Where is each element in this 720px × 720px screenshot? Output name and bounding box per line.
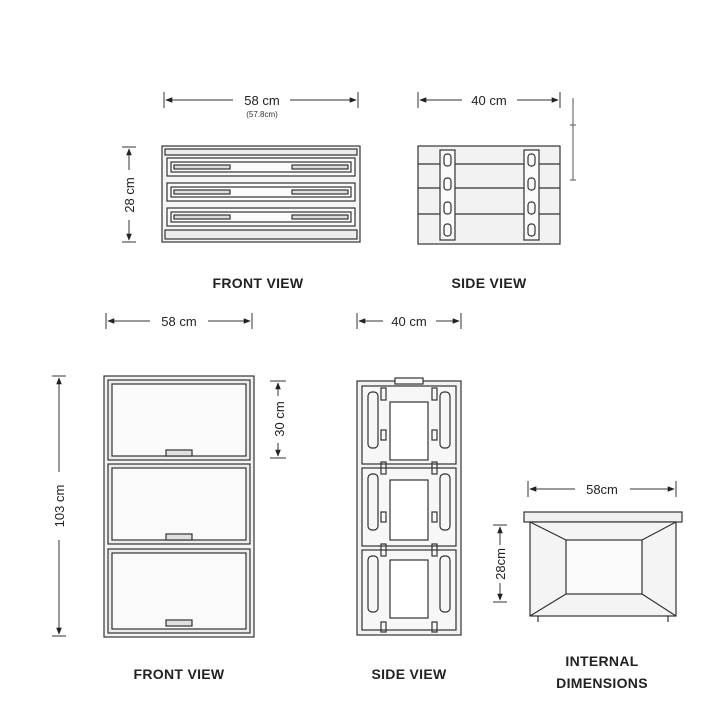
- internal-height-dimension: [493, 525, 508, 602]
- bottom-front-drawer-height-label: 30 cm: [272, 401, 287, 437]
- top-front-caption: FRONT VIEW: [212, 275, 304, 291]
- bottom-side-caption: SIDE VIEW: [371, 666, 447, 682]
- top-front-width-dimension: [164, 92, 358, 119]
- top-front-height-dimension: [122, 147, 137, 242]
- top-side-box: [418, 146, 560, 244]
- bottom-front-drawer-1: [108, 380, 250, 460]
- top-front-drawer-2: [167, 183, 355, 201]
- bottom-front-caption: FRONT VIEW: [133, 666, 225, 682]
- bottom-front-width-dimension: [106, 313, 252, 329]
- internal-caption-line2: DIMENSIONS: [556, 675, 648, 691]
- bottom-front-width-label: 58 cm: [161, 314, 197, 329]
- internal-height-label: 28cm: [493, 548, 508, 580]
- top-front-box: [162, 146, 360, 242]
- top-front-width-sub-label: (57.8cm): [246, 110, 278, 119]
- internal-box: [524, 512, 682, 622]
- top-side-caption: SIDE VIEW: [451, 275, 527, 291]
- internal-width-label: 58cm: [586, 482, 618, 497]
- bottom-front-height-dimension: [52, 376, 67, 636]
- top-side-width-dimension: [418, 92, 560, 108]
- bottom-side-view: [357, 313, 461, 682]
- bottom-side-module-3: [362, 544, 456, 632]
- top-side-height-marker: [570, 98, 576, 180]
- bottom-front-cabinet: [104, 376, 254, 637]
- bottom-side-cabinet: [357, 378, 461, 635]
- internal-width-dimension: [528, 481, 676, 497]
- internal-dimensions-view: [493, 481, 682, 691]
- bottom-front-drawer-height-dimension: [270, 381, 287, 458]
- top-front-height-label: 28 cm: [122, 177, 137, 213]
- top-front-drawer-1: [167, 158, 355, 176]
- top-side-width-label: 40 cm: [471, 93, 507, 108]
- bottom-side-module-2: [362, 462, 456, 546]
- bottom-front-drawer-3: [108, 549, 250, 633]
- top-side-view: [418, 92, 576, 291]
- bottom-front-drawer-2: [108, 464, 250, 544]
- top-front-width-label: 58 cm: [244, 93, 280, 108]
- internal-caption-line1: INTERNAL: [565, 653, 639, 669]
- top-front-view: [122, 92, 360, 291]
- bottom-side-width-dimension: [357, 313, 461, 329]
- bottom-side-width-label: 40 cm: [391, 314, 427, 329]
- bottom-side-module-1: [362, 386, 456, 464]
- bottom-front-height-label: 103 cm: [52, 484, 67, 528]
- bottom-front-view: [52, 313, 287, 682]
- top-front-drawer-3: [167, 208, 355, 226]
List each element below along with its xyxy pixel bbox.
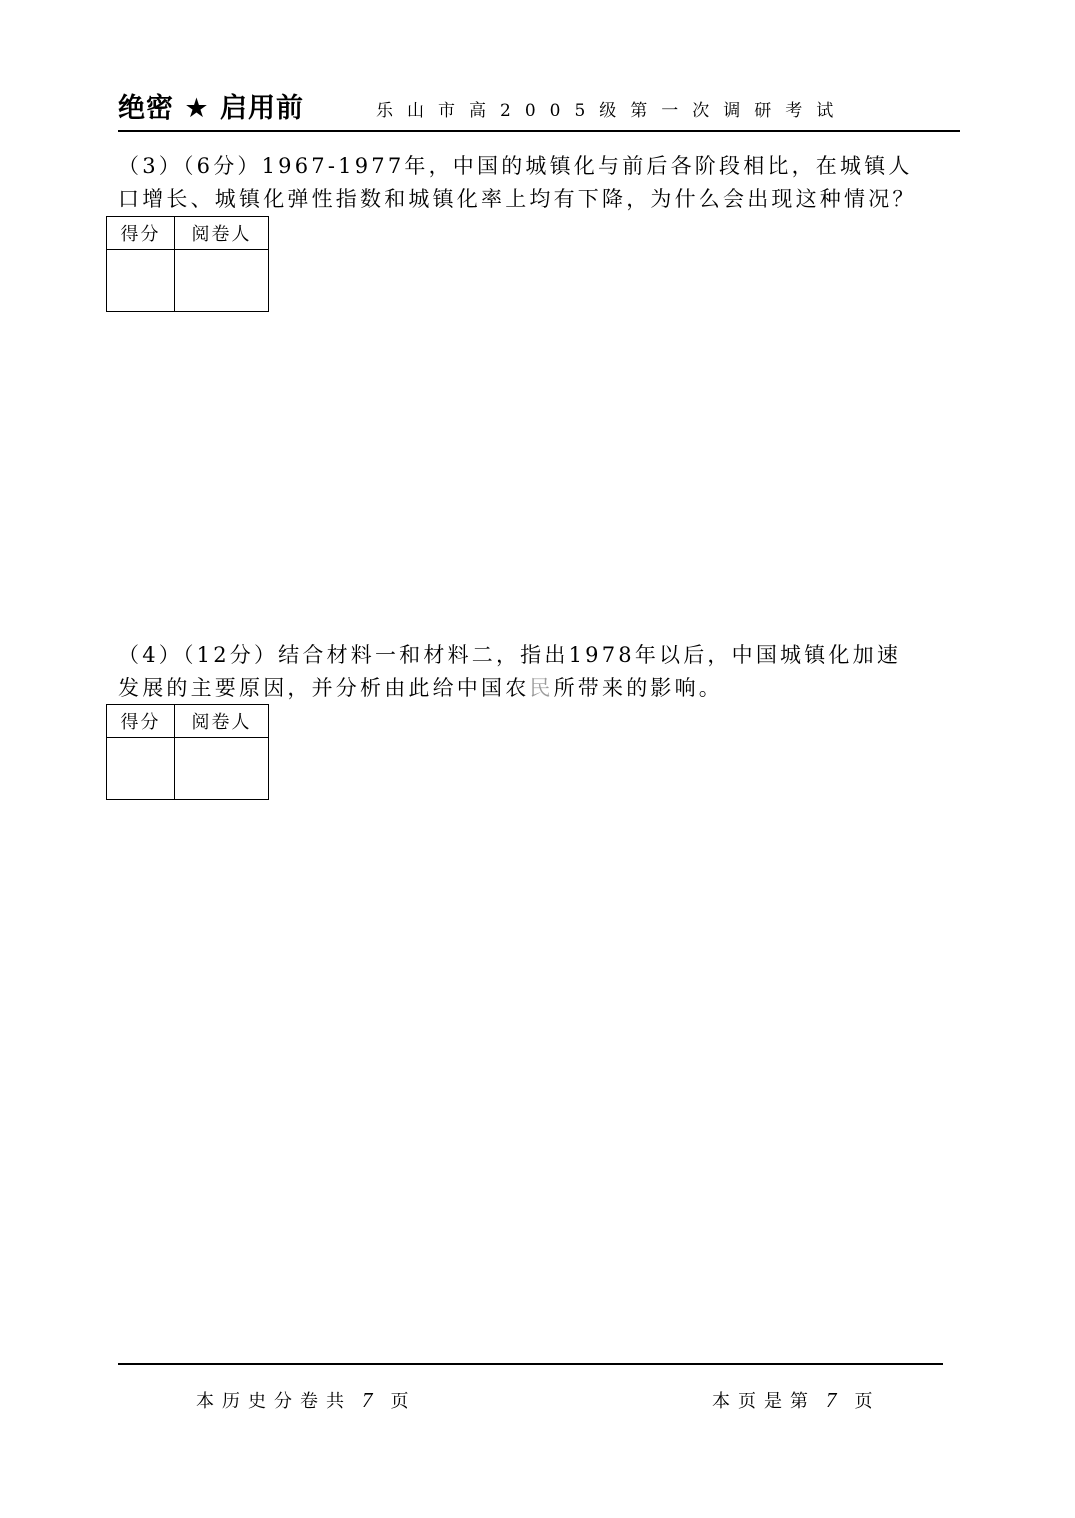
grader-label: 阅卷人	[175, 705, 269, 738]
score-label: 得分	[107, 217, 175, 250]
score-box-q3	[106, 216, 269, 312]
footer-total-number: 7	[362, 1388, 381, 1412]
question-3-line-2: 口增长、城镇化弹性指数和城镇化率上均有下降，为什么会出现这种情况？	[118, 187, 917, 211]
score-box-q4	[106, 704, 269, 800]
grader-label: 阅卷人	[175, 217, 269, 250]
score-cell[interactable]	[107, 250, 175, 312]
question-4-line-2	[118, 672, 980, 705]
footer-right-prefix: 本页是第	[712, 1391, 816, 1412]
footer-divider	[118, 1363, 943, 1365]
footer-total-pages	[196, 1386, 417, 1416]
question-3-line-1: （3）（6分）1967-1977年，中国的城镇化与前后各阶段相比，在城镇人	[118, 154, 913, 178]
footer-left-prefix: 本历史分卷共	[196, 1391, 352, 1412]
exam-title: 乐山市高2005级第一次调研考试	[376, 101, 848, 121]
grader-cell[interactable]	[175, 738, 269, 800]
page-header	[118, 92, 960, 132]
footer-left-suffix: 页	[390, 1391, 417, 1412]
footer-page-number: 7	[826, 1388, 845, 1412]
score-cell[interactable]	[107, 738, 175, 800]
question-4	[118, 639, 980, 705]
grader-cell[interactable]	[175, 250, 269, 312]
footer-current-page	[712, 1386, 881, 1416]
question-4-faint-char: 民	[529, 676, 554, 700]
question-4-line-2-part-a: 发展的主要原因，并分析由此给中国农	[118, 676, 530, 700]
footer-right-suffix: 页	[854, 1391, 881, 1412]
score-label: 得分	[107, 705, 175, 738]
question-4-line-1: （4）（12分）结合材料一和材料二，指出1978年以后，中国城镇化加速	[118, 643, 902, 667]
confidential-label: 绝密 ★ 启用前	[118, 93, 305, 124]
question-4-line-2-part-c: 所带来的影响。	[553, 676, 724, 700]
question-3	[118, 150, 980, 216]
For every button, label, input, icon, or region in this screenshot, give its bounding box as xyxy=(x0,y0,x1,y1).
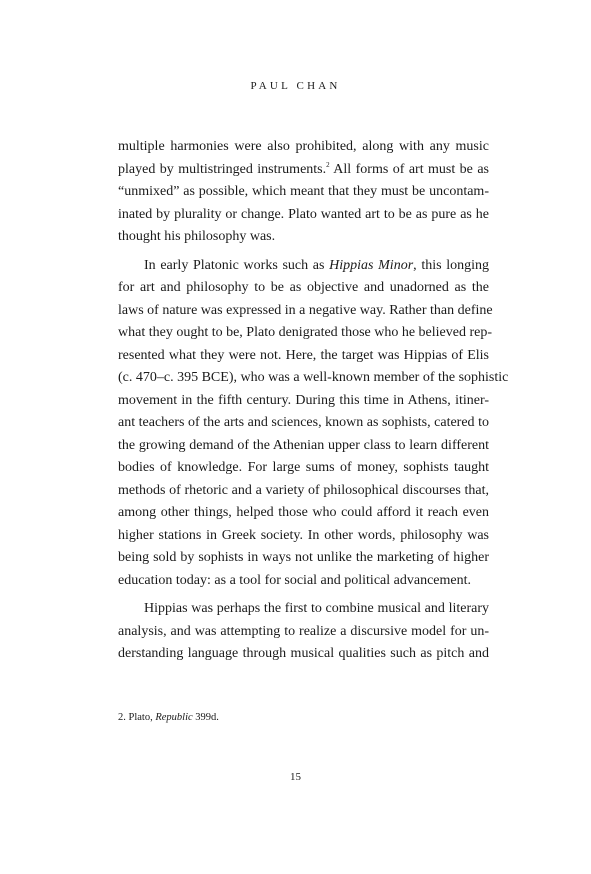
text-line: education today: as a tool for social and political advancement. xyxy=(118,572,471,588)
text-span: , this longing xyxy=(413,257,489,273)
footnote-number: 2. Plato, xyxy=(118,712,156,723)
text-span: played by multistringed instruments. xyxy=(118,161,327,177)
footnote xyxy=(118,712,219,723)
text-line: what they ought to be, Plato denigrated those who he believed rep- xyxy=(118,325,493,340)
text-line: thought his philosophy was. xyxy=(118,229,276,244)
running-header: PAUL CHAN xyxy=(250,80,341,92)
text-span: In early Platonic works such as xyxy=(144,257,330,273)
text-line xyxy=(118,159,489,182)
text-line: (c. 470–c. 395 BCE), who was a well-known member of the sophistic xyxy=(118,370,509,385)
text-line: laws of nature was expressed in a negative way. Rather than define xyxy=(118,302,493,318)
text-line: for art and philosophy to be as objective and unadorned as the xyxy=(118,280,489,295)
text-line: bodies of knowledge. For large sums of money, sophists taught xyxy=(118,460,489,475)
text-line: derstanding language through musical qualities such as pitch and xyxy=(118,646,489,661)
footnote-ref: 399d. xyxy=(192,712,219,723)
footnote-marker: 2 xyxy=(326,160,330,169)
text-line xyxy=(118,255,489,278)
text-line: methods of rhetoric and a variety of philosophical discourses that, xyxy=(118,482,489,498)
text-line: among other things, helped those who could afford it reach even xyxy=(118,505,489,520)
paragraph xyxy=(118,255,509,593)
page-number: 15 xyxy=(290,771,301,783)
text-line: movement in the fifth century. During this time in Athens, itiner- xyxy=(118,392,489,408)
text-line: higher stations in Greek society. In other words, philosophy was xyxy=(118,527,489,543)
text-line: multiple harmonies were also prohibited, along with any music xyxy=(118,139,489,154)
body-text xyxy=(118,136,509,666)
italic-title: Hippias Minor xyxy=(329,257,414,273)
text-line: Hippias was perhaps the first to combine musical and literary xyxy=(144,601,489,616)
footnote-title: Republic xyxy=(155,712,193,723)
text-span: All forms of art must be as xyxy=(329,161,489,177)
paragraph xyxy=(118,136,489,249)
text-line: resented what they were not. Here, the target was Hippias of Elis xyxy=(118,347,489,363)
text-line: analysis, and was attempting to realize a discursive model for un- xyxy=(118,623,489,639)
text-line: inated by plurality or change. Plato wanted art to be as pure as he xyxy=(118,206,489,222)
text-line: “unmixed” as possible, which meant that they must be uncontam- xyxy=(118,184,489,199)
paragraph xyxy=(118,598,489,666)
text-line: ant teachers of the arts and sciences, known as sophists, catered to xyxy=(118,415,489,430)
text-line: being sold by sophists in ways not unlike the marketing of higher xyxy=(118,550,489,565)
text-line: the growing demand of the Athenian upper class to learn different xyxy=(118,437,489,453)
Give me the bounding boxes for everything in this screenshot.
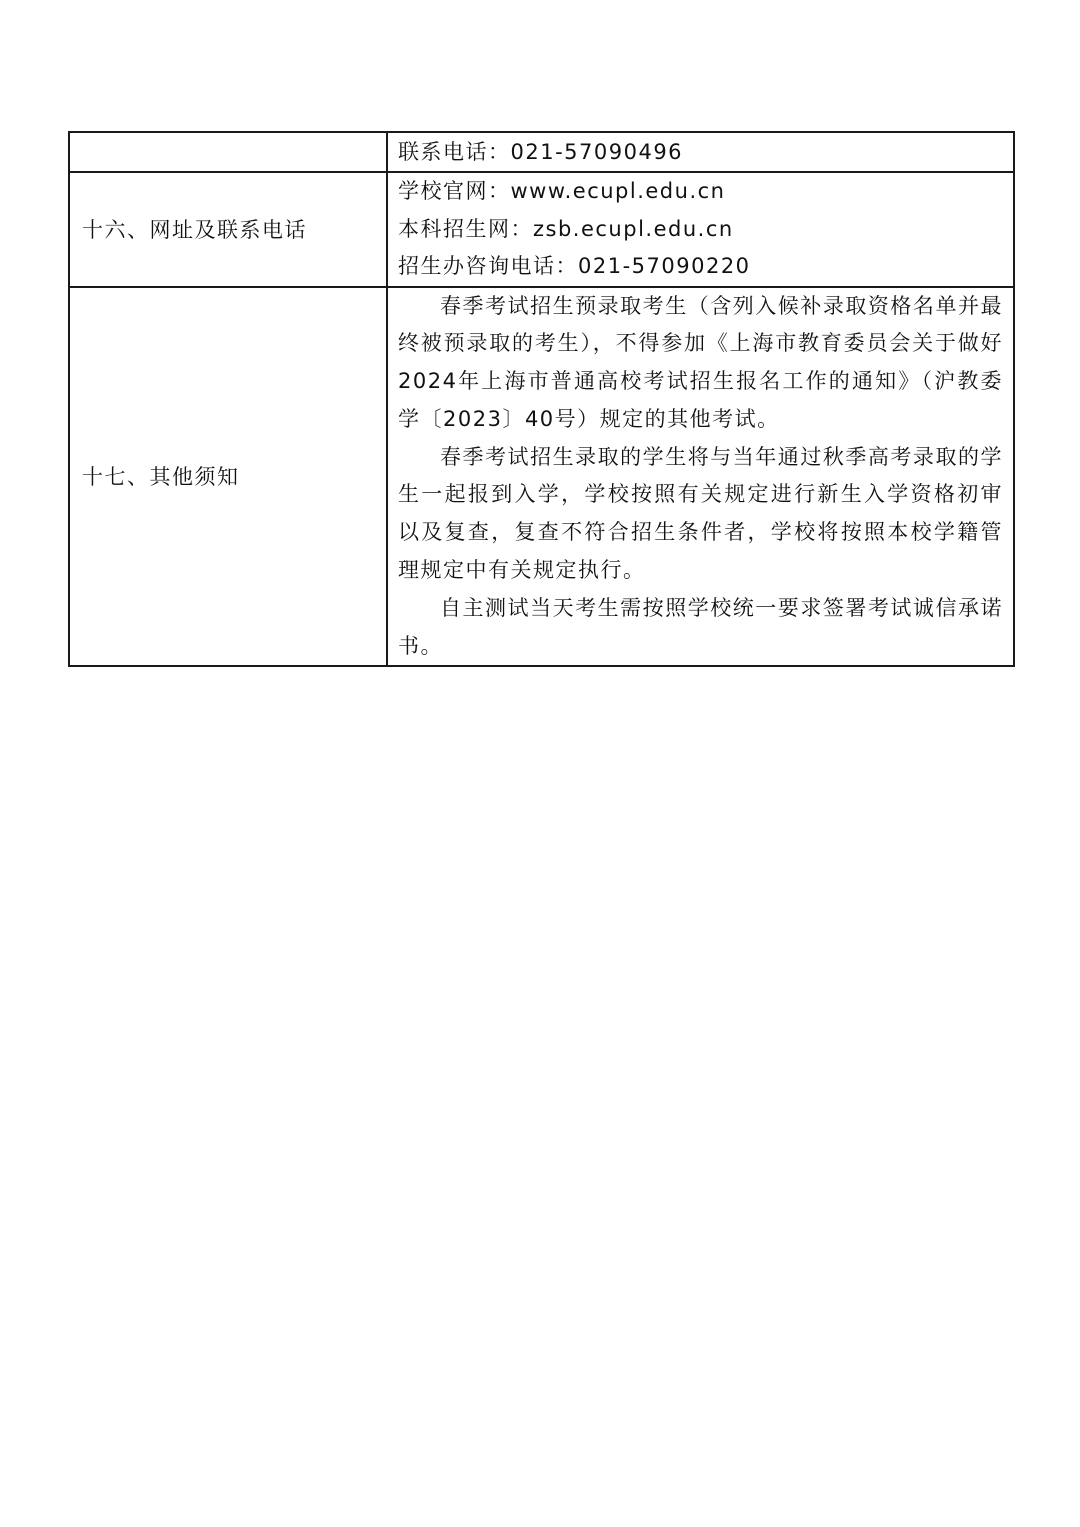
school-website-line: 学校官网：www.ecupl.edu.cn (398, 179, 726, 203)
admission-phone-line: 招生办咨询电话：021-57090220 (398, 254, 751, 278)
notice-label: 十七、其他须知 (69, 287, 387, 667)
notice-paragraph-3: 自主测试当天考生需按照学校统一要求签署考试诚信承诺书。 (398, 595, 1003, 658)
table-row-website (69, 172, 1014, 287)
notice-paragraph-1: 春季考试招生预录取考生（含列入候补录取资格名单并最终被预录取的考生），不得参加《上海市教育委员会关于做好2024年上海市普通高校考试招生报名工作的通知》（沪教委学〔2023〕40号）规定的其他考试。 (398, 293, 1003, 431)
contact-phone-label-cell (69, 132, 387, 172)
info-table (68, 131, 1015, 667)
notice-value-cell (387, 287, 1014, 667)
website-label: 十六、网址及联系电话 (69, 172, 387, 287)
table-row-contact-phone (69, 132, 1014, 172)
table-row-notice (69, 287, 1014, 667)
admission-website-line: 本科招生网：zsb.ecupl.edu.cn (398, 216, 734, 241)
contact-phone-value: 联系电话：021-57090496 (398, 140, 684, 164)
contact-phone-value-cell (387, 132, 1014, 172)
website-value-cell (387, 172, 1014, 287)
notice-paragraph-2: 春季考试招生录取的学生将与当年通过秋季高考录取的学生一起报到入学，学校按照有关规定进行新生入学资格初审以及复查，复查不符合招生条件者，学校将按照本校学籍管理规定中有关规定执行。 (398, 444, 1003, 583)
---
◆ **PROBLEM REQUIREMENTS**: Reproduce verbatim the entries from the line containing "text-line: education today: as" to the line containing "text-line: higher stations", including both of those lines.

◆ **COMPLETE OUTPUT**:
text-line: education today: as a tool for social and political advancement. xyxy=(118,572,471,588)
text-span: , this longing xyxy=(413,257,489,273)
footnote-number: 2. Plato, xyxy=(118,712,156,723)
text-span: played by multistringed instruments. xyxy=(118,161,327,177)
footnote xyxy=(118,712,219,723)
text-line: what they ought to be, Plato denigrated those who he believed rep- xyxy=(118,325,493,340)
text-line: thought his philosophy was. xyxy=(118,229,276,244)
running-header: PAUL CHAN xyxy=(250,80,341,92)
text-span: In early Platonic works such as xyxy=(144,257,330,273)
text-line xyxy=(118,159,489,182)
text-line: (c. 470–c. 395 BCE), who was a well-known member of the sophistic xyxy=(118,370,509,385)
text-line: laws of nature was expressed in a negative way. Rather than define xyxy=(118,302,493,318)
text-line: for art and philosophy to be as objective and unadorned as the xyxy=(118,280,489,295)
text-line: bodies of knowledge. For large sums of money, sophists taught xyxy=(118,460,489,475)
text-line: derstanding language through musical qualities such as pitch and xyxy=(118,646,489,661)
footnote-ref: 399d. xyxy=(192,712,219,723)
footnote-marker: 2 xyxy=(326,160,330,169)
text-line xyxy=(118,255,489,278)
text-line: methods of rhetoric and a variety of philosophical discourses that, xyxy=(118,482,489,498)
text-line: among other things, helped those who could afford it reach even xyxy=(118,505,489,520)
paragraph xyxy=(118,255,509,593)
page-number: 15 xyxy=(290,771,301,783)
text-line: movement in the fifth century. During this time in Athens, itiner- xyxy=(118,392,489,408)
text-line: higher stations in Greek society. In other words, philosophy was xyxy=(118,527,489,543)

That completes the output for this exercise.